WHAT IS ASKED:
Give a verbatim copy of the lines below, minus the pictures.

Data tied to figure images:
»»

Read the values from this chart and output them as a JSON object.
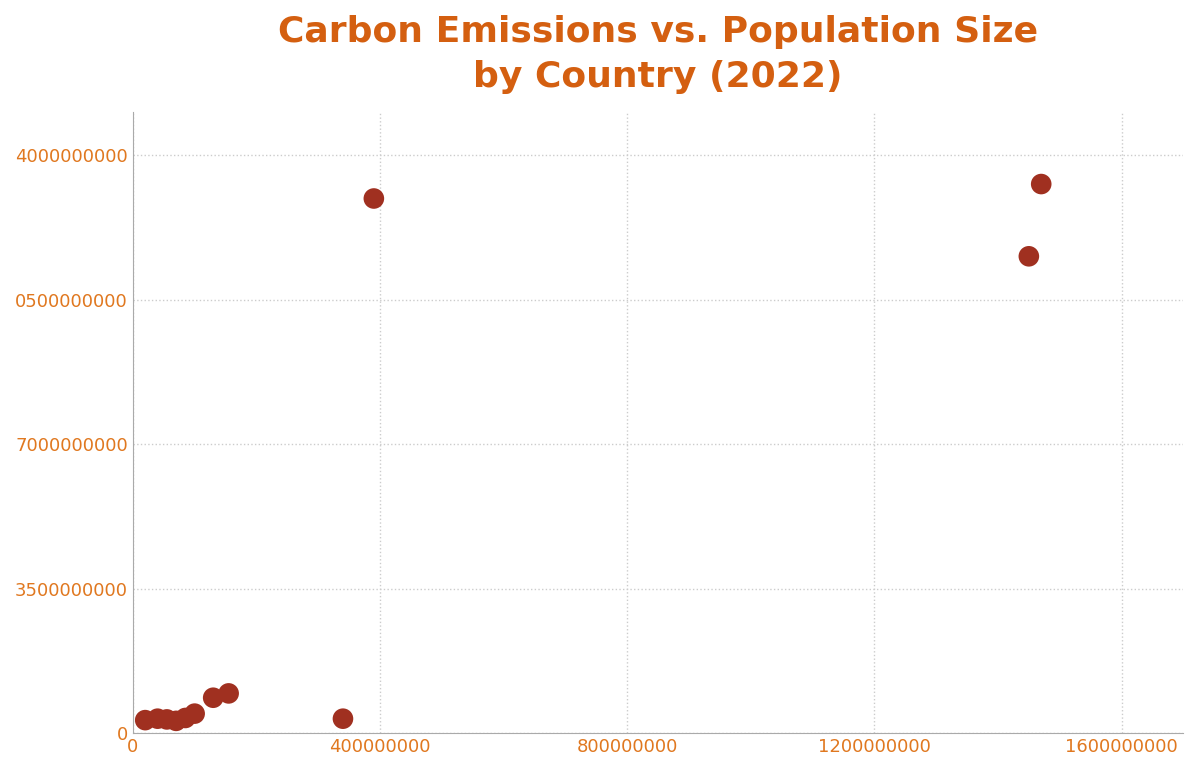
{
  "title": "Carbon Emissions vs. Population Size\nby Country (2022)",
  "title_color": "#d45f10",
  "title_fontsize": 26,
  "title_fontweight": "bold",
  "background_color": "#ffffff",
  "scatter_color": "#a03020",
  "scatter_size": 220,
  "points": [
    [
      20000000,
      90000000
    ],
    [
      40000000,
      100000000
    ],
    [
      55000000,
      95000000
    ],
    [
      70000000,
      85000000
    ],
    [
      85000000,
      105000000
    ],
    [
      100000000,
      135000000
    ],
    [
      130000000,
      245000000
    ],
    [
      155000000,
      275000000
    ],
    [
      340000000,
      100000000
    ],
    [
      390000000,
      3700000000
    ],
    [
      1450000000,
      3300000000
    ],
    [
      1470000000,
      3800000000
    ]
  ],
  "xlim": [
    0,
    1700000000
  ],
  "ylim": [
    0,
    4300000000
  ],
  "xtick_positions": [
    0,
    400000000,
    800000000,
    1200000000,
    1600000000
  ],
  "xtick_labels": [
    "0",
    "400000000",
    "800000000",
    "1200000000",
    "1600000000"
  ],
  "ytick_labels": [
    "0",
    "3500000000",
    "7000000000",
    "0500000000",
    "4000000000"
  ],
  "tick_color": "#e07820",
  "tick_fontsize": 13,
  "grid_color": "#cccccc",
  "grid_linestyle": ":",
  "grid_linewidth": 1.0,
  "spine_color": "#aaaaaa"
}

««

FINISHED EXERCISE:
Read the values from this chart and output them as a JSON object.
{
  "title": "Carbon Emissions vs. Population Size\nby Country (2022)",
  "title_color": "#d45f10",
  "title_fontsize": 26,
  "title_fontweight": "bold",
  "background_color": "#ffffff",
  "scatter_color": "#a03020",
  "scatter_size": 220,
  "points": [
    [
      20000000,
      90000000
    ],
    [
      40000000,
      100000000
    ],
    [
      55000000,
      95000000
    ],
    [
      70000000,
      85000000
    ],
    [
      85000000,
      105000000
    ],
    [
      100000000,
      135000000
    ],
    [
      130000000,
      245000000
    ],
    [
      155000000,
      275000000
    ],
    [
      340000000,
      100000000
    ],
    [
      390000000,
      3700000000
    ],
    [
      1450000000,
      3300000000
    ],
    [
      1470000000,
      3800000000
    ]
  ],
  "xlim": [
    0,
    1700000000
  ],
  "ylim": [
    0,
    4300000000
  ],
  "xtick_positions": [
    0,
    400000000,
    800000000,
    1200000000,
    1600000000
  ],
  "xtick_labels": [
    "0",
    "400000000",
    "800000000",
    "1200000000",
    "1600000000"
  ],
  "ytick_labels": [
    "0",
    "3500000000",
    "7000000000",
    "0500000000",
    "4000000000"
  ],
  "tick_color": "#e07820",
  "tick_fontsize": 13,
  "grid_color": "#cccccc",
  "grid_linestyle": ":",
  "grid_linewidth": 1.0,
  "spine_color": "#aaaaaa"
}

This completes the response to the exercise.